DATASET RECORDS »
=-=-=

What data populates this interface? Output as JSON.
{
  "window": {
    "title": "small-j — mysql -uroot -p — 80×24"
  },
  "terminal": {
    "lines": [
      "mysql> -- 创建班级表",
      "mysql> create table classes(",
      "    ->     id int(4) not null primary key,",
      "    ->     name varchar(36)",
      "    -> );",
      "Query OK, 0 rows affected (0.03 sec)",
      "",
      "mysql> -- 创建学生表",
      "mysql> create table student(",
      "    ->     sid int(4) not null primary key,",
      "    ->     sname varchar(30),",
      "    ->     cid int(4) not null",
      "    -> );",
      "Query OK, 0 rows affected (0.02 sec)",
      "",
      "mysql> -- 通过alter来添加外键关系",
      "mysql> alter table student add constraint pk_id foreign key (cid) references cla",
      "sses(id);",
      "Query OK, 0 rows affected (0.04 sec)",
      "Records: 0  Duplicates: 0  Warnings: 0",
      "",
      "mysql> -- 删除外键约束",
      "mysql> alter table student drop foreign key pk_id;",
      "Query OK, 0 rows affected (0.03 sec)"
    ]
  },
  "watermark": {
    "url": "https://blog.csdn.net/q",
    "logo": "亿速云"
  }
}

=-=-=

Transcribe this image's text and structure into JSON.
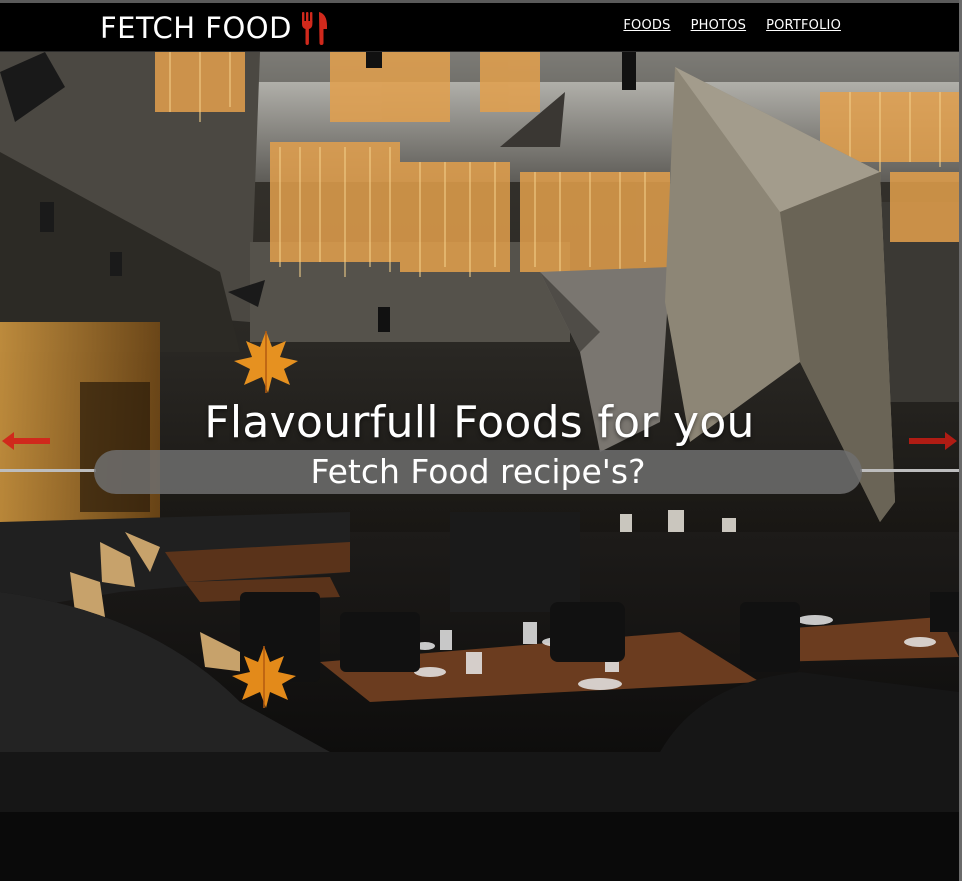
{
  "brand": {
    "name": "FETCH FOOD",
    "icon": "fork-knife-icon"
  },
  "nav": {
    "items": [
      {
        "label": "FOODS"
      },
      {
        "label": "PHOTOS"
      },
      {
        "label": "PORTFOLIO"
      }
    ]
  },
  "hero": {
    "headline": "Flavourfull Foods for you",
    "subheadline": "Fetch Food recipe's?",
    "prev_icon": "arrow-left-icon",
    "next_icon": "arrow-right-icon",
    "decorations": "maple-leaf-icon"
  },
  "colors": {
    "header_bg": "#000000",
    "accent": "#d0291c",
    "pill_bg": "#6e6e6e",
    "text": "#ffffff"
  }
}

=-=-=

Give nothing but the number of lines containing the string "Query".

4